Problem details:
Copy out the entries in full and with complete accuracy; pictures are excluded.

Data excerpts
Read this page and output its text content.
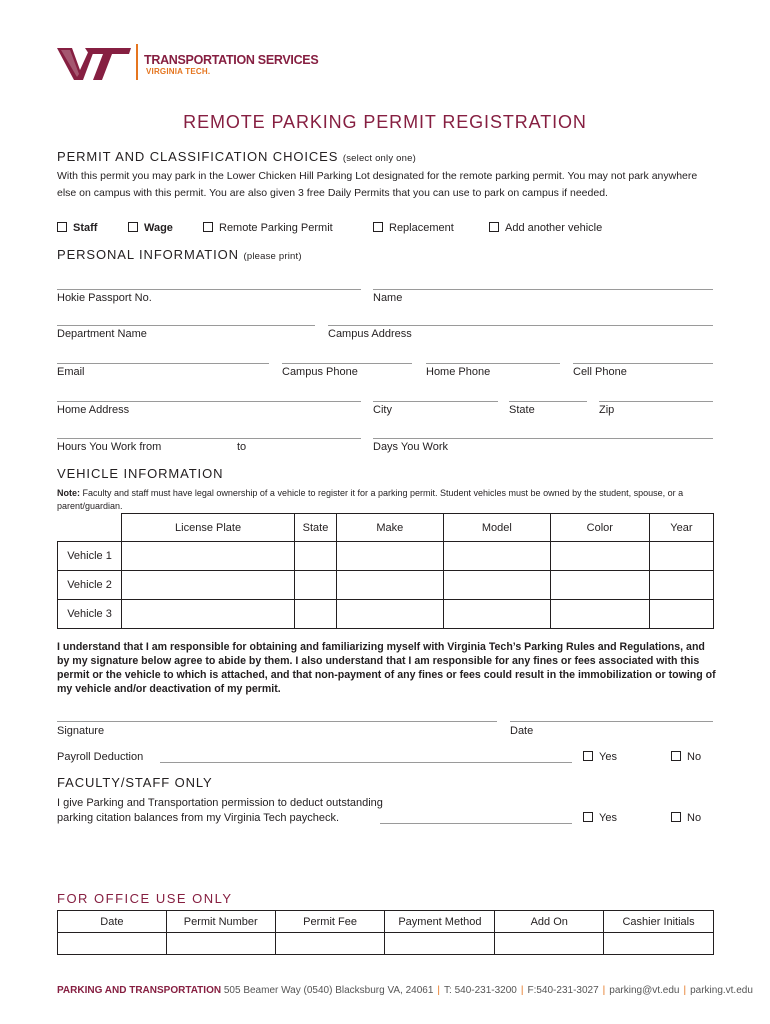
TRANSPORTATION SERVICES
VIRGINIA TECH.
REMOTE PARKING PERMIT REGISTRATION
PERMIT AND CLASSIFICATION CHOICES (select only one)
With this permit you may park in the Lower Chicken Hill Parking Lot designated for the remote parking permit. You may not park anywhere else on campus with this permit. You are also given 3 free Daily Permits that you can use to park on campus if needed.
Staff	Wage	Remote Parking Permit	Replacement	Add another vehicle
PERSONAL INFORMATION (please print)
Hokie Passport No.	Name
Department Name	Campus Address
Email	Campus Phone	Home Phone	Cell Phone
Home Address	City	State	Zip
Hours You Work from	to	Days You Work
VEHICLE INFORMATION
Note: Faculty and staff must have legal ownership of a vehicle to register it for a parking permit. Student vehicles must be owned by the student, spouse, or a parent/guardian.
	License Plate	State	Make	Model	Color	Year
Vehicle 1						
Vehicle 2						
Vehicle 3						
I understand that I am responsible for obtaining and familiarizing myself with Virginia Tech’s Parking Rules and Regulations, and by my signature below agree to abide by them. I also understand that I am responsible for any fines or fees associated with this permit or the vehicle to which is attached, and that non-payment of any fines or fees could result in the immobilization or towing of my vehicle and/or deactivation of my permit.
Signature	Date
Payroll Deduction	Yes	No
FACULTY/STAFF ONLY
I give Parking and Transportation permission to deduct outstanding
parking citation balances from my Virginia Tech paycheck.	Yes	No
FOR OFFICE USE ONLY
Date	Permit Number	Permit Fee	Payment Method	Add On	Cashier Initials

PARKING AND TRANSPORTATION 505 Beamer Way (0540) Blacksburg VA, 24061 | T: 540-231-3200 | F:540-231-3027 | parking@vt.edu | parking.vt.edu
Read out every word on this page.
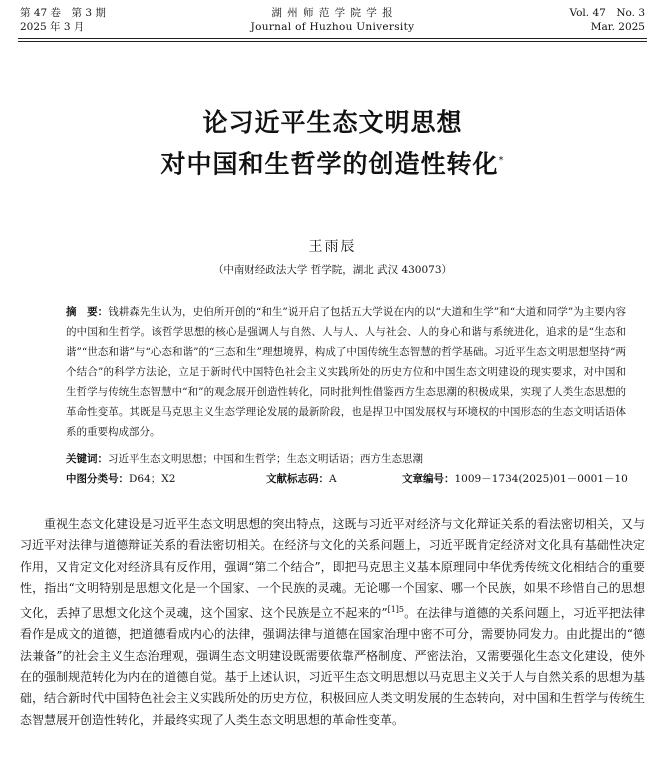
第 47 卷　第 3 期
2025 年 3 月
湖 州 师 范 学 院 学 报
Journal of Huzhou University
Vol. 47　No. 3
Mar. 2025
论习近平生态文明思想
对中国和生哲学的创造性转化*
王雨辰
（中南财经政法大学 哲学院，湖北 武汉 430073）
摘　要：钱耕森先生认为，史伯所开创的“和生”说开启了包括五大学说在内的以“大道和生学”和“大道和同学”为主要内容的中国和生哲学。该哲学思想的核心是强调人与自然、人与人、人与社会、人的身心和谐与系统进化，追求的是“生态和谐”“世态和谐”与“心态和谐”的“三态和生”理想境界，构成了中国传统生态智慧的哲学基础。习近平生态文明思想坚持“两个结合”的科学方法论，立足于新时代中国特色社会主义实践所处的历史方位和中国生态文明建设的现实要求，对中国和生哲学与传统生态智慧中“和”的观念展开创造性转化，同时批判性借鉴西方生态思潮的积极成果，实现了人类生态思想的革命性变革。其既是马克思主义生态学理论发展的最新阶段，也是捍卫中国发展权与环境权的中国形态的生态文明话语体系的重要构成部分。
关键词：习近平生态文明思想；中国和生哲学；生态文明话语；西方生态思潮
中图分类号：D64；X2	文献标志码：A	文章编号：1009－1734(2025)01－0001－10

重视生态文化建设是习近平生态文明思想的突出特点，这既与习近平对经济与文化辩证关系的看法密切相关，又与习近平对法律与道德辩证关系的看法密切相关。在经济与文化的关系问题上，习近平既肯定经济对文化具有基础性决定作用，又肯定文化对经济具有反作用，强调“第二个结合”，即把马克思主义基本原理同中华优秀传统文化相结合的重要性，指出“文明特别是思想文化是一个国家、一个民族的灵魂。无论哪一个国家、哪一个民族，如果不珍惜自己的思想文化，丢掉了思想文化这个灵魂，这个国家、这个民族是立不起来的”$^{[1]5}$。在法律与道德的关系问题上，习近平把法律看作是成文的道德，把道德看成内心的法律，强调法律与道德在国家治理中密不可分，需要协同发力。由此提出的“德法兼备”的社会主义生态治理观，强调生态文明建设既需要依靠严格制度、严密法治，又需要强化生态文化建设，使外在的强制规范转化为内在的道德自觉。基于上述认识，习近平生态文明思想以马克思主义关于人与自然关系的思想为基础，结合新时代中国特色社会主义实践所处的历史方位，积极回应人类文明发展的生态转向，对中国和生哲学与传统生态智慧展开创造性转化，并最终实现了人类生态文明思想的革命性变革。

Solution for this problem:
Read this page and output its text content.
TRANSPORTATION SERVICES
VIRGINIA TECH.
REMOTE PARKING PERMIT REGISTRATION
PERMIT AND CLASSIFICATION CHOICES (select only one)
With this permit you may park in the Lower Chicken Hill Parking Lot designated for the remote parking permit. You may not park anywhere else on campus with this permit. You are also given 3 free Daily Permits that you can use to park on campus if needed.
Staff	Wage	Remote Parking Permit	Replacement	Add another vehicle
PERSONAL INFORMATION (please print)
Hokie Passport No.	Name
Department Name	Campus Address
Email	Campus Phone	Home Phone	Cell Phone
Home Address	City	State	Zip
Hours You Work from	to	Days You Work
VEHICLE INFORMATION
Note: Faculty and staff must have legal ownership of a vehicle to register it for a parking permit. Student vehicles must be owned by the student, spouse, or a parent/guardian.
	License Plate	State	Make	Model	Color	Year
Vehicle 1						
Vehicle 2						
Vehicle 3						
I understand that I am responsible for obtaining and familiarizing myself with Virginia Tech’s Parking Rules and Regulations, and by my signature below agree to abide by them. I also understand that I am responsible for any fines or fees associated with this permit or the vehicle to which is attached, and that non-payment of any fines or fees could result in the immobilization or towing of my vehicle and/or deactivation of my permit.
Signature	Date
Payroll Deduction	Yes	No
FACULTY/STAFF ONLY
I give Parking and Transportation permission to deduct outstanding
parking citation balances from my Virginia Tech paycheck.	Yes	No
FOR OFFICE USE ONLY
Date	Permit Number	Permit Fee	Payment Method	Add On	Cashier Initials

PARKING AND TRANSPORTATION 505 Beamer Way (0540) Blacksburg VA, 24061 | T: 540-231-3200 | F:540-231-3027 | parking@vt.edu | parking.vt.edu
Read out every word on this page.
第 47 卷　第 3 期
2025 年 3 月
湖 州 师 范 学 院 学 报
Journal of Huzhou University
Vol. 47　No. 3
Mar. 2025
论习近平生态文明思想
对中国和生哲学的创造性转化*
王雨辰
（中南财经政法大学 哲学院，湖北 武汉 430073）
摘　要：钱耕森先生认为，史伯所开创的“和生”说开启了包括五大学说在内的以“大道和生学”和“大道和同学”为主要内容的中国和生哲学。该哲学思想的核心是强调人与自然、人与人、人与社会、人的身心和谐与系统进化，追求的是“生态和谐”“世态和谐”与“心态和谐”的“三态和生”理想境界，构成了中国传统生态智慧的哲学基础。习近平生态文明思想坚持“两个结合”的科学方法论，立足于新时代中国特色社会主义实践所处的历史方位和中国生态文明建设的现实要求，对中国和生哲学与传统生态智慧中“和”的观念展开创造性转化，同时批判性借鉴西方生态思潮的积极成果，实现了人类生态思想的革命性变革。其既是马克思主义生态学理论发展的最新阶段，也是捍卫中国发展权与环境权的中国形态的生态文明话语体系的重要构成部分。
关键词：习近平生态文明思想；中国和生哲学；生态文明话语；西方生态思潮
中图分类号：D64；X2	文献标志码：A	文章编号：1009－1734(2025)01－0001－10

重视生态文化建设是习近平生态文明思想的突出特点，这既与习近平对经济与文化辩证关系的看法密切相关，又与习近平对法律与道德辩证关系的看法密切相关。在经济与文化的关系问题上，习近平既肯定经济对文化具有基础性决定作用，又肯定文化对经济具有反作用，强调“第二个结合”，即把马克思主义基本原理同中华优秀传统文化相结合的重要性，指出“文明特别是思想文化是一个国家、一个民族的灵魂。无论哪一个国家、哪一个民族，如果不珍惜自己的思想文化，丢掉了思想文化这个灵魂，这个国家、这个民族是立不起来的”$^{[1]5}$。在法律与道德的关系问题上，习近平把法律看作是成文的道德，把道德看成内心的法律，强调法律与道德在国家治理中密不可分，需要协同发力。由此提出的“德法兼备”的社会主义生态治理观，强调生态文明建设既需要依靠严格制度、严密法治，又需要强化生态文化建设，使外在的强制规范转化为内在的道德自觉。基于上述认识，习近平生态文明思想以马克思主义关于人与自然关系的思想为基础，结合新时代中国特色社会主义实践所处的历史方位，积极回应人类文明发展的生态转向，对中国和生哲学与传统生态智慧展开创造性转化，并最终实现了人类生态文明思想的革命性变革。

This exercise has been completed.